:: Record excerpts ::

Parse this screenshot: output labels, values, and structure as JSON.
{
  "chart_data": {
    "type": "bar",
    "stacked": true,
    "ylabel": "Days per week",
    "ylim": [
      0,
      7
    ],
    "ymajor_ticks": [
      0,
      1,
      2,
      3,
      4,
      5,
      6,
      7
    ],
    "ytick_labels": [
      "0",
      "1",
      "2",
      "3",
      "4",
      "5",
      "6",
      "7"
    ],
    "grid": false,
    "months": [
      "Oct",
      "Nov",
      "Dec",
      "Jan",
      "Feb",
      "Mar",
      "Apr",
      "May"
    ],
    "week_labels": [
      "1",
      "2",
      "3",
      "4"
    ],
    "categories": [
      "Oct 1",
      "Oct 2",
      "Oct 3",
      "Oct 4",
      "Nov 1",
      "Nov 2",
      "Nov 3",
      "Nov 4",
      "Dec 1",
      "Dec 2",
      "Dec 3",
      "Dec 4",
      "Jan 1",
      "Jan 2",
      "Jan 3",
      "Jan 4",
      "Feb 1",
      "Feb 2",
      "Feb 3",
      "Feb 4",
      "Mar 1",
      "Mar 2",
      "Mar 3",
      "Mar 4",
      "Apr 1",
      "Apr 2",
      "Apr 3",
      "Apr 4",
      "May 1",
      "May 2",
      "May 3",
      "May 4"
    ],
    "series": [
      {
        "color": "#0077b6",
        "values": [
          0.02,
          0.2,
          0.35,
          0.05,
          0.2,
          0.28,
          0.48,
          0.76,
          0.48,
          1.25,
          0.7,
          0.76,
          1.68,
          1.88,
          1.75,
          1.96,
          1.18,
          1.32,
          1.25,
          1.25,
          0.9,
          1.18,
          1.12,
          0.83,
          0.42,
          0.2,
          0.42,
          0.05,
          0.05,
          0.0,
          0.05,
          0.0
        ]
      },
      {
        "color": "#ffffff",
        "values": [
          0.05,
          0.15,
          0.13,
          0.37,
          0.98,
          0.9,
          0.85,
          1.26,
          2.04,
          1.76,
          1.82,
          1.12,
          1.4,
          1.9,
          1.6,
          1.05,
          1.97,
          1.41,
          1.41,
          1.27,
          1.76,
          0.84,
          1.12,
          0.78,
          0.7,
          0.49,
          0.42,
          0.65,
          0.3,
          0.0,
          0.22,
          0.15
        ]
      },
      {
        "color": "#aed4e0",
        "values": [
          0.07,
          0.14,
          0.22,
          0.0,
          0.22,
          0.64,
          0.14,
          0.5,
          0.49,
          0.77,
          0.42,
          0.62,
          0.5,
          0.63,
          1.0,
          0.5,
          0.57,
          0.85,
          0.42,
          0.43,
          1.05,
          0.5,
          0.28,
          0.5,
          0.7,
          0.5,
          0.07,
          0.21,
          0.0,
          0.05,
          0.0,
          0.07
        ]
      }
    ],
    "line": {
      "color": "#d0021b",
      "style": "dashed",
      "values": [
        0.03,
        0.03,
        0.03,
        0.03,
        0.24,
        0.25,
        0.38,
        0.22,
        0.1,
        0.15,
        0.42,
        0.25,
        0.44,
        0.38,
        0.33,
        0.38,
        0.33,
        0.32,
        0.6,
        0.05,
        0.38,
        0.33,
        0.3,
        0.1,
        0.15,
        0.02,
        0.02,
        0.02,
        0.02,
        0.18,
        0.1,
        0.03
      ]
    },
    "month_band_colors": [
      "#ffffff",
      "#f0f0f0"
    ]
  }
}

:::

Stated task » Every record shown above must be echoed exactly.

Solution to this task »
Parse this screenshot: output labels, values, and structure as JSON.
{
  "chart_data": {
    "type": "bar",
    "stacked": true,
    "ylabel": "Days per week",
    "ylim": [
      0,
      7
    ],
    "ymajor_ticks": [
      0,
      1,
      2,
      3,
      4,
      5,
      6,
      7
    ],
    "ytick_labels": [
      "0",
      "1",
      "2",
      "3",
      "4",
      "5",
      "6",
      "7"
    ],
    "grid": false,
    "months": [
      "Oct",
      "Nov",
      "Dec",
      "Jan",
      "Feb",
      "Mar",
      "Apr",
      "May"
    ],
    "week_labels": [
      "1",
      "2",
      "3",
      "4"
    ],
    "categories": [
      "Oct 1",
      "Oct 2",
      "Oct 3",
      "Oct 4",
      "Nov 1",
      "Nov 2",
      "Nov 3",
      "Nov 4",
      "Dec 1",
      "Dec 2",
      "Dec 3",
      "Dec 4",
      "Jan 1",
      "Jan 2",
      "Jan 3",
      "Jan 4",
      "Feb 1",
      "Feb 2",
      "Feb 3",
      "Feb 4",
      "Mar 1",
      "Mar 2",
      "Mar 3",
      "Mar 4",
      "Apr 1",
      "Apr 2",
      "Apr 3",
      "Apr 4",
      "May 1",
      "May 2",
      "May 3",
      "May 4"
    ],
    "series": [
      {
        "color": "#0077b6",
        "values": [
          0.02,
          0.2,
          0.35,
          0.05,
          0.2,
          0.28,
          0.48,
          0.76,
          0.48,
          1.25,
          0.7,
          0.76,
          1.68,
          1.88,
          1.75,
          1.96,
          1.18,
          1.32,
          1.25,
          1.25,
          0.9,
          1.18,
          1.12,
          0.83,
          0.42,
          0.2,
          0.42,
          0.05,
          0.05,
          0.0,
          0.05,
          0.0
        ]
      },
      {
        "color": "#ffffff",
        "values": [
          0.05,
          0.15,
          0.13,
          0.37,
          0.98,
          0.9,
          0.85,
          1.26,
          2.04,
          1.76,
          1.82,
          1.12,
          1.4,
          1.9,
          1.6,
          1.05,
          1.97,
          1.41,
          1.41,
          1.27,
          1.76,
          0.84,
          1.12,
          0.78,
          0.7,
          0.49,
          0.42,
          0.65,
          0.3,
          0.0,
          0.22,
          0.15
        ]
      },
      {
        "color": "#aed4e0",
        "values": [
          0.07,
          0.14,
          0.22,
          0.0,
          0.22,
          0.64,
          0.14,
          0.5,
          0.49,
          0.77,
          0.42,
          0.62,
          0.5,
          0.63,
          1.0,
          0.5,
          0.57,
          0.85,
          0.42,
          0.43,
          1.05,
          0.5,
          0.28,
          0.5,
          0.7,
          0.5,
          0.07,
          0.21,
          0.0,
          0.05,
          0.0,
          0.07
        ]
      }
    ],
    "line": {
      "color": "#d0021b",
      "style": "dashed",
      "values": [
        0.03,
        0.03,
        0.03,
        0.03,
        0.24,
        0.25,
        0.38,
        0.22,
        0.1,
        0.15,
        0.42,
        0.25,
        0.44,
        0.38,
        0.33,
        0.38,
        0.33,
        0.32,
        0.6,
        0.05,
        0.38,
        0.33,
        0.3,
        0.1,
        0.15,
        0.02,
        0.02,
        0.02,
        0.02,
        0.18,
        0.1,
        0.03
      ]
    },
    "month_band_colors": [
      "#ffffff",
      "#f0f0f0"
    ]
  }
}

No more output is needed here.